__WHAT THE TASK REQUIRES__: Skip every picture and copy only the lines from the one containing "Read this page and output its text content." to the final line of the records below.

═══ RECORD EXCERPTS ═══

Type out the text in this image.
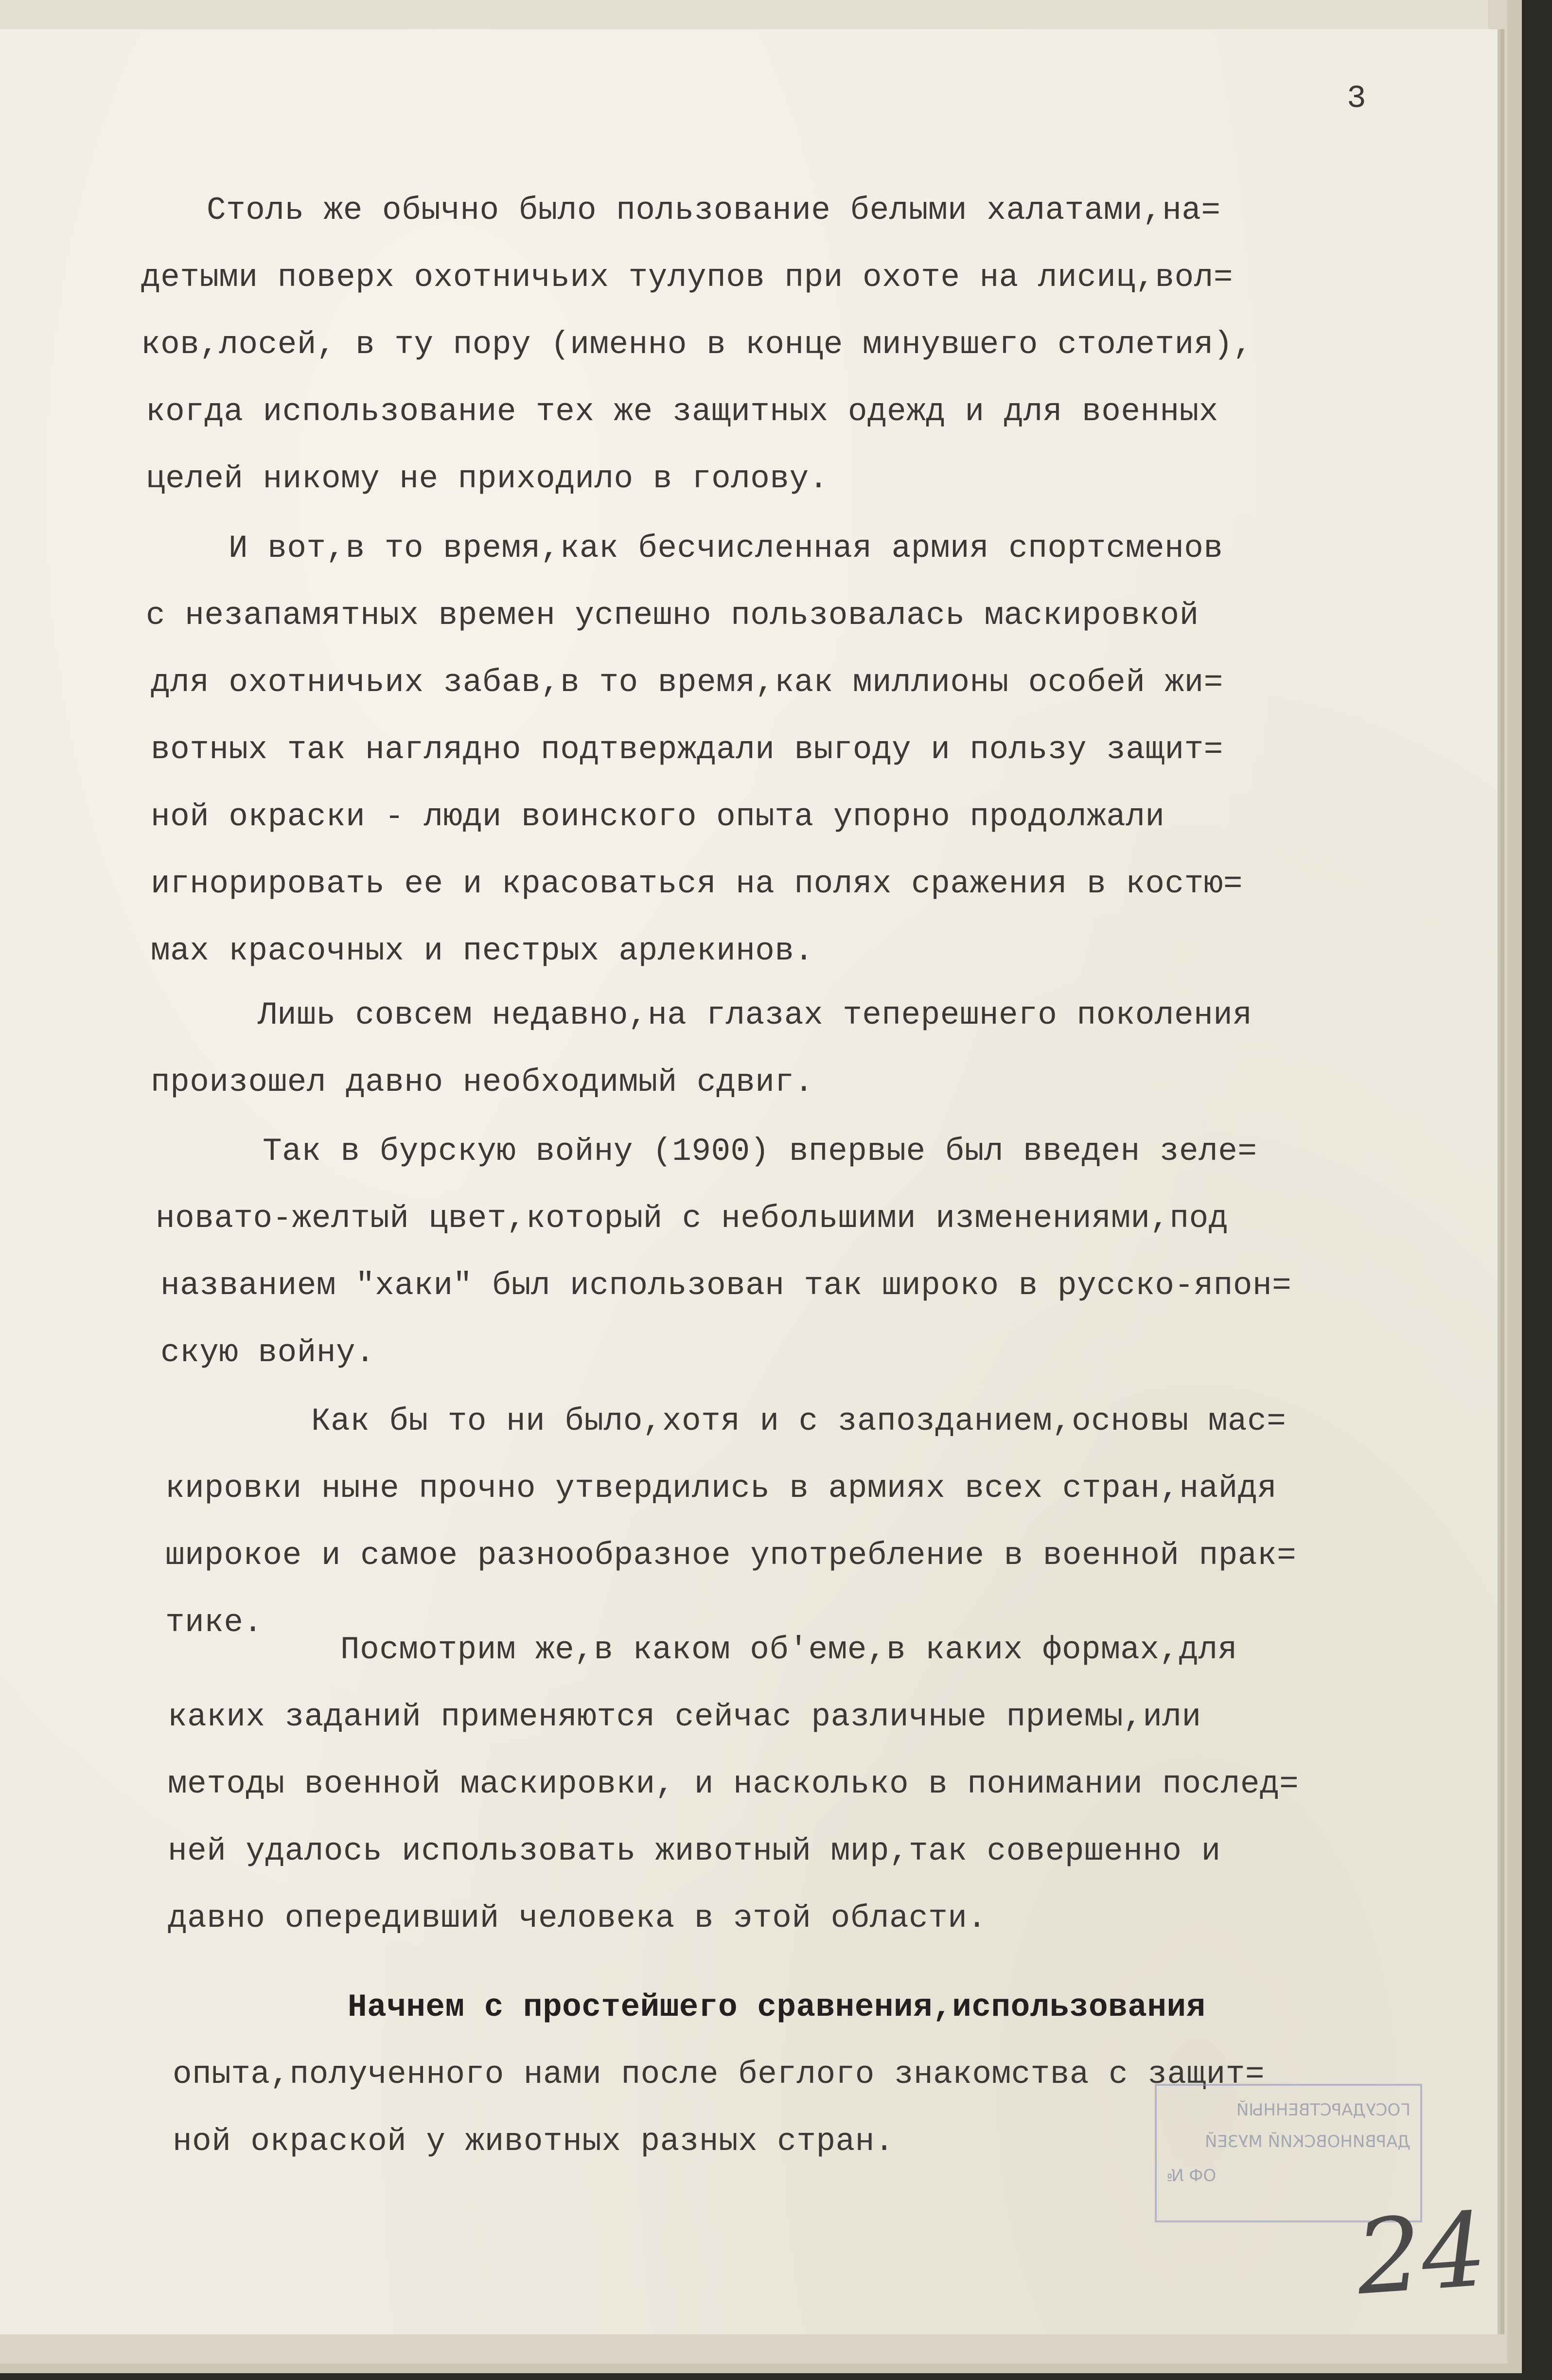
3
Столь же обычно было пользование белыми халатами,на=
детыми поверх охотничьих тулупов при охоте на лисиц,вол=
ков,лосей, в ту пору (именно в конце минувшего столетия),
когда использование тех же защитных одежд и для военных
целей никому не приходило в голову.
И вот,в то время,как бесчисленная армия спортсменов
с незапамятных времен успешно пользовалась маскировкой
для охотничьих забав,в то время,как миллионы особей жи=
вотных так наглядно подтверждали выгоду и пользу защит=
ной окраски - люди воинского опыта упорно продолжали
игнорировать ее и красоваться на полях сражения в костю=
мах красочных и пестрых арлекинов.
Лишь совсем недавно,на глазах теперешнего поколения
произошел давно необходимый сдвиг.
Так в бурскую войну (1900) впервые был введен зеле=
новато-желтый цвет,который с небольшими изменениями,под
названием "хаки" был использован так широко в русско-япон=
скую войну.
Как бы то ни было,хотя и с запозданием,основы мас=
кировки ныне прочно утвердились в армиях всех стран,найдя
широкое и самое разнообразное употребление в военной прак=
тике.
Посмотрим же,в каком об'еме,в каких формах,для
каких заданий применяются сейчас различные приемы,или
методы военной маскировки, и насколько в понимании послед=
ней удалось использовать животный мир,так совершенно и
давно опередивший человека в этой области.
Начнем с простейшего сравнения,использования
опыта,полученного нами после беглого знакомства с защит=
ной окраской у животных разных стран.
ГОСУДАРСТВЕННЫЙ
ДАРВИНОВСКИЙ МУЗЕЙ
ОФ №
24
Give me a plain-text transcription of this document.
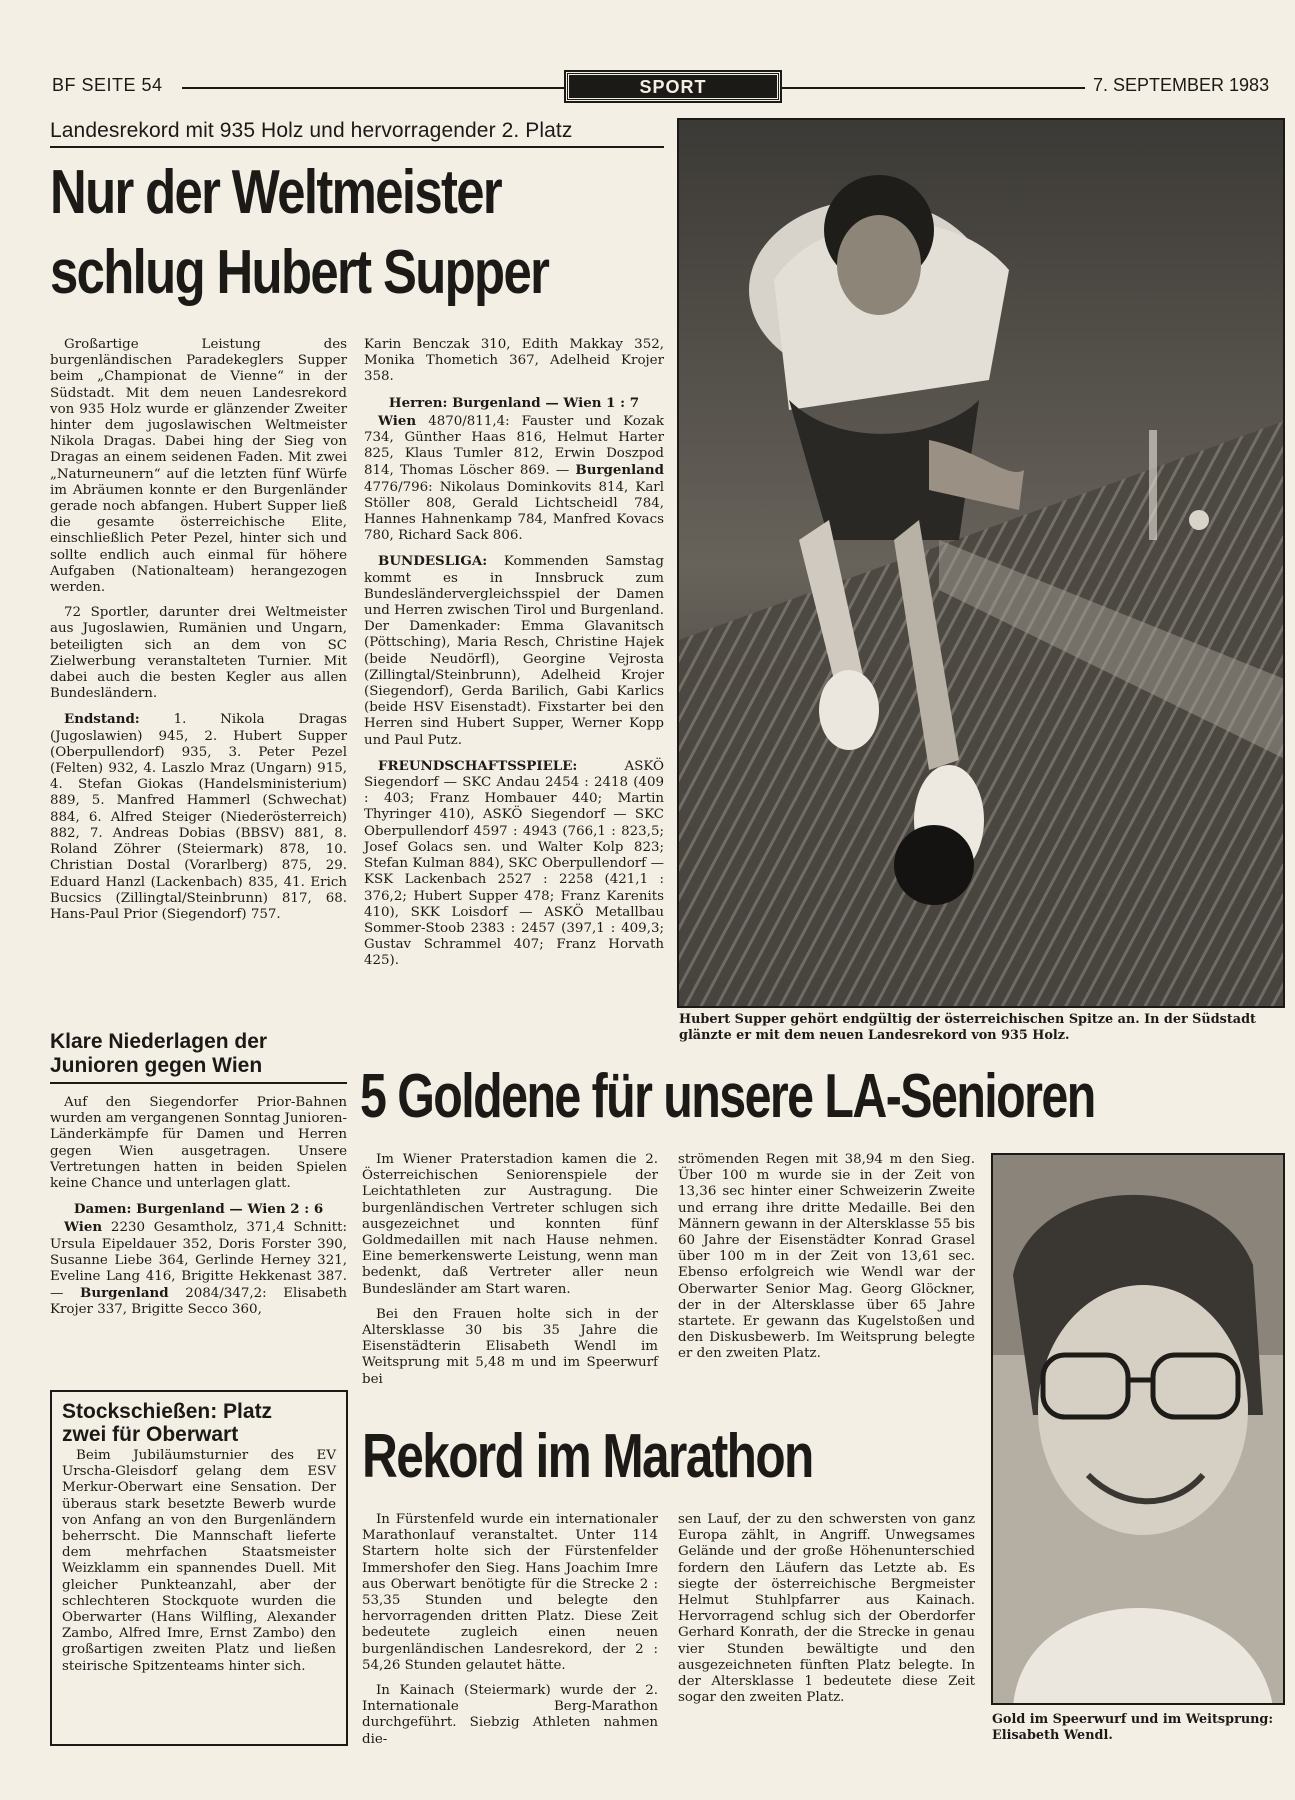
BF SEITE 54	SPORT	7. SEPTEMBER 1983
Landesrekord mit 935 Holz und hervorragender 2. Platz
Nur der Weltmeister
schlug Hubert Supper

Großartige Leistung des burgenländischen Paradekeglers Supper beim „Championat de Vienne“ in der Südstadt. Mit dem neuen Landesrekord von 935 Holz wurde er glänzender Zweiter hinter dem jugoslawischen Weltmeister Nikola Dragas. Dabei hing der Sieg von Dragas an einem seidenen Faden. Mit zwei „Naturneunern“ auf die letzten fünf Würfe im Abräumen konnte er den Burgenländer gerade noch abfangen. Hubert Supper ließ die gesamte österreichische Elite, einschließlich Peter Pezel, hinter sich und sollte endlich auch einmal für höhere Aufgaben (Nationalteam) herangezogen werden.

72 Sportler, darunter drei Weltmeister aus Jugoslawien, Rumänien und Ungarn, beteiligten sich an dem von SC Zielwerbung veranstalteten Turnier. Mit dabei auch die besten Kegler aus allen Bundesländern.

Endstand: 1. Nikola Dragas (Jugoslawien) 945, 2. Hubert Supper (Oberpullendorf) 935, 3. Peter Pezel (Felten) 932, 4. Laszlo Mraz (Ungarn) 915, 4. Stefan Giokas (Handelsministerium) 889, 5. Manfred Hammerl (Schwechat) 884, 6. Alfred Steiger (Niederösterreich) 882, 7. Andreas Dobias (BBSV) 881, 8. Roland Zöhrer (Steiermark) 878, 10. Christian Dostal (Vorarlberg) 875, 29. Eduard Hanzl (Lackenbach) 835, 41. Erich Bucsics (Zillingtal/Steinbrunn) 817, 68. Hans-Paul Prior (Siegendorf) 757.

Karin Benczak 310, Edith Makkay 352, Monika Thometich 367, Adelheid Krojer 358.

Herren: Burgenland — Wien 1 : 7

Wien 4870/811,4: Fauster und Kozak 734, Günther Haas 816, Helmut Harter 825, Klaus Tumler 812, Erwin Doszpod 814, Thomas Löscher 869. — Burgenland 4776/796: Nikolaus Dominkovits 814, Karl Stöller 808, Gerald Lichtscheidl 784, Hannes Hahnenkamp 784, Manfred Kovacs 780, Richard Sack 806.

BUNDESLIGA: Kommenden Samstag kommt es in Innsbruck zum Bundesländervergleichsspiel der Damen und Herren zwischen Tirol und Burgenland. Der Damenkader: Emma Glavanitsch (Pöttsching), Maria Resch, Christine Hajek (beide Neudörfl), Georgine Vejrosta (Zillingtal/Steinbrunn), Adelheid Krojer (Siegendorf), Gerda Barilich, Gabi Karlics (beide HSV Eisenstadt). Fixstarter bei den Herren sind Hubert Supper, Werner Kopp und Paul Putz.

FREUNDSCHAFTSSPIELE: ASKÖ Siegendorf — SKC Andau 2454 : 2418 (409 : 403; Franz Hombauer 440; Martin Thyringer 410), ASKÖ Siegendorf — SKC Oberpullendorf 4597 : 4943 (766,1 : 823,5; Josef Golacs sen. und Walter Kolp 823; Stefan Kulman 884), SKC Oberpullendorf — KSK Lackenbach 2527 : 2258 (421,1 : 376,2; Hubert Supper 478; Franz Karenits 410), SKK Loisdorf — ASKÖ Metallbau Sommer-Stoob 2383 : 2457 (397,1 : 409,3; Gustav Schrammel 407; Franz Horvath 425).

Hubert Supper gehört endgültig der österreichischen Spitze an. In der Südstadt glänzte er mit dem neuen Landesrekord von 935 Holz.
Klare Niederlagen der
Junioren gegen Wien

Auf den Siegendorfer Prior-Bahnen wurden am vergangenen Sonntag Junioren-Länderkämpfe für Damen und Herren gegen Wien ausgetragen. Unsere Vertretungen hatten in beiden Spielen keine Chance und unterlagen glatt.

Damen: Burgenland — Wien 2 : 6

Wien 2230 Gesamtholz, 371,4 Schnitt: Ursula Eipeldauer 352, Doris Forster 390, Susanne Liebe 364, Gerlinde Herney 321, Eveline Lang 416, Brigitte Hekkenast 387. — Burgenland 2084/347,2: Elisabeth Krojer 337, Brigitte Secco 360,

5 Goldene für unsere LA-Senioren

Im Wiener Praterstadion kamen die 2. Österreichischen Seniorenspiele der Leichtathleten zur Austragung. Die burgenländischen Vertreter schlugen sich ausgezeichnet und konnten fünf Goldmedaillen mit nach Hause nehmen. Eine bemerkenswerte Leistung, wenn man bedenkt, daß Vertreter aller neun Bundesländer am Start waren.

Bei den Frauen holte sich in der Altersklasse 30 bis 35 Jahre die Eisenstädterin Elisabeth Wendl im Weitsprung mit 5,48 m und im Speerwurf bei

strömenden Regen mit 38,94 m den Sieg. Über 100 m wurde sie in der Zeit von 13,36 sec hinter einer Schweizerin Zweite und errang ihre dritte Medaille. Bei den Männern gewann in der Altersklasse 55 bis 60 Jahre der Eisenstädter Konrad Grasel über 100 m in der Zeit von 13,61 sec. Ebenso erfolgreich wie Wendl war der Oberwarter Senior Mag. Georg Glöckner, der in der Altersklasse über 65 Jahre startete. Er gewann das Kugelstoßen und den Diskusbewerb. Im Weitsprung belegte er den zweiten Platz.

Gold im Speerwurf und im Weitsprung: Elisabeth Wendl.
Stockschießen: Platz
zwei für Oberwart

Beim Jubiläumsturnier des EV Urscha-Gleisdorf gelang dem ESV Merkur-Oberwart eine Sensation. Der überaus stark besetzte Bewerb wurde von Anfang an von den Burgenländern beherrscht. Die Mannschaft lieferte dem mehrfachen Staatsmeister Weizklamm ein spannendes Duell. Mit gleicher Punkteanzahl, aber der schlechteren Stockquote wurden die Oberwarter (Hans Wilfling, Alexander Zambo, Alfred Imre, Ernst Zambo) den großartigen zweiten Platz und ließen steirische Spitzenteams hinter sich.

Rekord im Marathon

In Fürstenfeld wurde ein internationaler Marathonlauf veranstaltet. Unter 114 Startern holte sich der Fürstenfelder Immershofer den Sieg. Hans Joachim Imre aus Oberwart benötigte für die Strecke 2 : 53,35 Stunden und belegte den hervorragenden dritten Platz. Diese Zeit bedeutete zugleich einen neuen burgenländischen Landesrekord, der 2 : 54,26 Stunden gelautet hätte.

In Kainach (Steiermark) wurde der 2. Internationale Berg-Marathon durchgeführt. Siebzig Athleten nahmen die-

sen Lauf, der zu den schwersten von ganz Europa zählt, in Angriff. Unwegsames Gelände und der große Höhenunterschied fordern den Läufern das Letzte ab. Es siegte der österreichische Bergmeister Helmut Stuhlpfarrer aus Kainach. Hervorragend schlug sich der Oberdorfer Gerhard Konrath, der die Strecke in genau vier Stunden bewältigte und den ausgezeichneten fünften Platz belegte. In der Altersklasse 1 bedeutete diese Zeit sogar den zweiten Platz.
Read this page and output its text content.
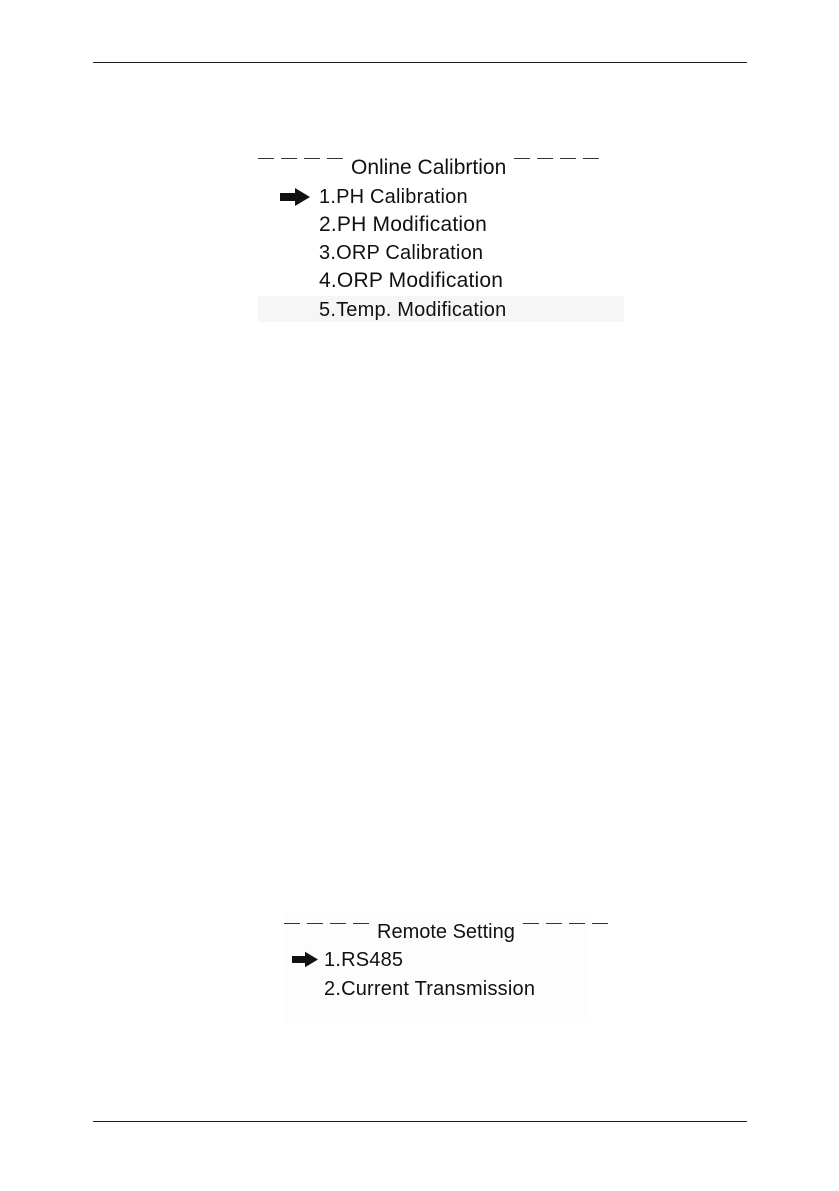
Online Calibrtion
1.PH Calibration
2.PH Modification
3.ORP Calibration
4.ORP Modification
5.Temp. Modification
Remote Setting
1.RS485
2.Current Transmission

═══

__FINAL ANSWER__:
Read this page and output its text content.
Online Calibrtion
1.PH Calibration
2.PH Modification
3.ORP Calibration
4.ORP Modification
5.Temp. Modification
Remote Setting
1.RS485
2.Current Transmission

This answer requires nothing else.